THE TASK - Below is a listing; write it out exactly and drop any images from it.

DATA LISTING -
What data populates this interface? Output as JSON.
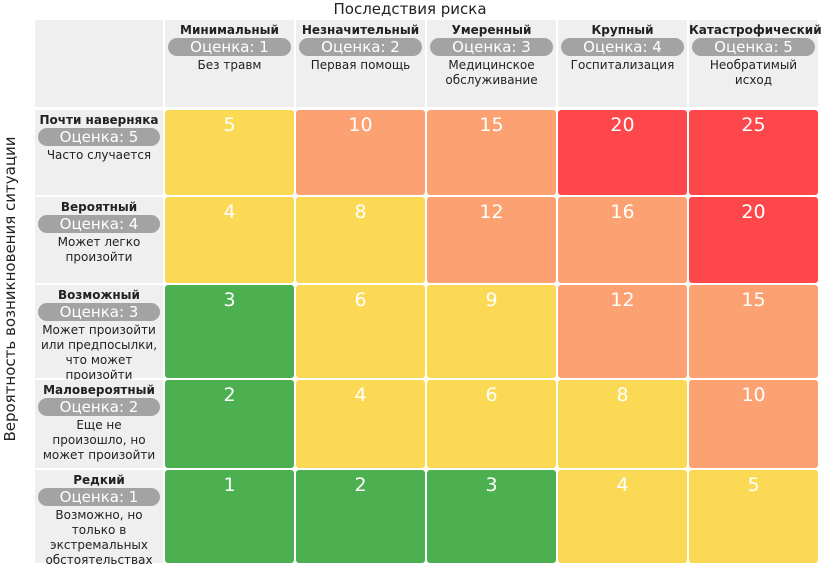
{
  "title": "Последствия риска",
  "side_label": "Вероятность возникновения ситуации",
  "columns": [
    {
      "name": "Минимальный",
      "score": "Оценка: 1",
      "description": "Без травм"
    },
    {
      "name": "Незначительный",
      "score": "Оценка: 2",
      "description": "Первая помощь"
    },
    {
      "name": "Умеренный",
      "score": "Оценка: 3",
      "description": "Медицинское обслуживание"
    },
    {
      "name": "Крупный",
      "score": "Оценка: 4",
      "description": "Госпитализация"
    },
    {
      "name": "Катастрофический",
      "score": "Оценка: 5",
      "description": "Необратимый исход"
    }
  ],
  "rows": [
    {
      "name": "Почти наверняка",
      "score": "Оценка: 5",
      "description": "Часто случается"
    },
    {
      "name": "Вероятный",
      "score": "Оценка: 4",
      "description": "Может легко произойти"
    },
    {
      "name": "Возможный",
      "score": "Оценка: 3",
      "description": "Может произойти или предпосылки, что может произойти"
    },
    {
      "name": "Маловероятный",
      "score": "Оценка: 2",
      "description": "Еще не произошло, но может произойти"
    },
    {
      "name": "Редкий",
      "score": "Оценка: 1",
      "description": "Возможно, но только в экстремальных обстоятельствах"
    }
  ],
  "matrix": [
    [
      {
        "value": 5,
        "color": "#fcd955"
      },
      {
        "value": 10,
        "color": "#fba172"
      },
      {
        "value": 15,
        "color": "#fba172"
      },
      {
        "value": 20,
        "color": "#fe474b"
      },
      {
        "value": 25,
        "color": "#fe474b"
      }
    ],
    [
      {
        "value": 4,
        "color": "#fcd955"
      },
      {
        "value": 8,
        "color": "#fcd955"
      },
      {
        "value": 12,
        "color": "#fba172"
      },
      {
        "value": 16,
        "color": "#fba172"
      },
      {
        "value": 20,
        "color": "#fe474b"
      }
    ],
    [
      {
        "value": 3,
        "color": "#4caf50"
      },
      {
        "value": 6,
        "color": "#fcd955"
      },
      {
        "value": 9,
        "color": "#fcd955"
      },
      {
        "value": 12,
        "color": "#fba172"
      },
      {
        "value": 15,
        "color": "#fba172"
      }
    ],
    [
      {
        "value": 2,
        "color": "#4caf50"
      },
      {
        "value": 4,
        "color": "#fcd955"
      },
      {
        "value": 6,
        "color": "#fcd955"
      },
      {
        "value": 8,
        "color": "#fcd955"
      },
      {
        "value": 10,
        "color": "#fba172"
      }
    ],
    [
      {
        "value": 1,
        "color": "#4caf50"
      },
      {
        "value": 2,
        "color": "#4caf50"
      },
      {
        "value": 3,
        "color": "#4caf50"
      },
      {
        "value": 4,
        "color": "#fcd955"
      },
      {
        "value": 5,
        "color": "#fcd955"
      }
    ]
  ]
}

ANSWER -
What data populates this interface? Output as JSON.
{
  "title": "Последствия риска",
  "side_label": "Вероятность возникновения ситуации",
  "columns": [
    {
      "name": "Минимальный",
      "score": "Оценка: 1",
      "description": "Без травм"
    },
    {
      "name": "Незначительный",
      "score": "Оценка: 2",
      "description": "Первая помощь"
    },
    {
      "name": "Умеренный",
      "score": "Оценка: 3",
      "description": "Медицинское обслуживание"
    },
    {
      "name": "Крупный",
      "score": "Оценка: 4",
      "description": "Госпитализация"
    },
    {
      "name": "Катастрофический",
      "score": "Оценка: 5",
      "description": "Необратимый исход"
    }
  ],
  "rows": [
    {
      "name": "Почти наверняка",
      "score": "Оценка: 5",
      "description": "Часто случается"
    },
    {
      "name": "Вероятный",
      "score": "Оценка: 4",
      "description": "Может легко произойти"
    },
    {
      "name": "Возможный",
      "score": "Оценка: 3",
      "description": "Может произойти или предпосылки, что может произойти"
    },
    {
      "name": "Маловероятный",
      "score": "Оценка: 2",
      "description": "Еще не произошло, но может произойти"
    },
    {
      "name": "Редкий",
      "score": "Оценка: 1",
      "description": "Возможно, но только в экстремальных обстоятельствах"
    }
  ],
  "matrix": [
    [
      {
        "value": 5,
        "color": "#fcd955"
      },
      {
        "value": 10,
        "color": "#fba172"
      },
      {
        "value": 15,
        "color": "#fba172"
      },
      {
        "value": 20,
        "color": "#fe474b"
      },
      {
        "value": 25,
        "color": "#fe474b"
      }
    ],
    [
      {
        "value": 4,
        "color": "#fcd955"
      },
      {
        "value": 8,
        "color": "#fcd955"
      },
      {
        "value": 12,
        "color": "#fba172"
      },
      {
        "value": 16,
        "color": "#fba172"
      },
      {
        "value": 20,
        "color": "#fe474b"
      }
    ],
    [
      {
        "value": 3,
        "color": "#4caf50"
      },
      {
        "value": 6,
        "color": "#fcd955"
      },
      {
        "value": 9,
        "color": "#fcd955"
      },
      {
        "value": 12,
        "color": "#fba172"
      },
      {
        "value": 15,
        "color": "#fba172"
      }
    ],
    [
      {
        "value": 2,
        "color": "#4caf50"
      },
      {
        "value": 4,
        "color": "#fcd955"
      },
      {
        "value": 6,
        "color": "#fcd955"
      },
      {
        "value": 8,
        "color": "#fcd955"
      },
      {
        "value": 10,
        "color": "#fba172"
      }
    ],
    [
      {
        "value": 1,
        "color": "#4caf50"
      },
      {
        "value": 2,
        "color": "#4caf50"
      },
      {
        "value": 3,
        "color": "#4caf50"
      },
      {
        "value": 4,
        "color": "#fcd955"
      },
      {
        "value": 5,
        "color": "#fcd955"
      }
    ]
  ]
}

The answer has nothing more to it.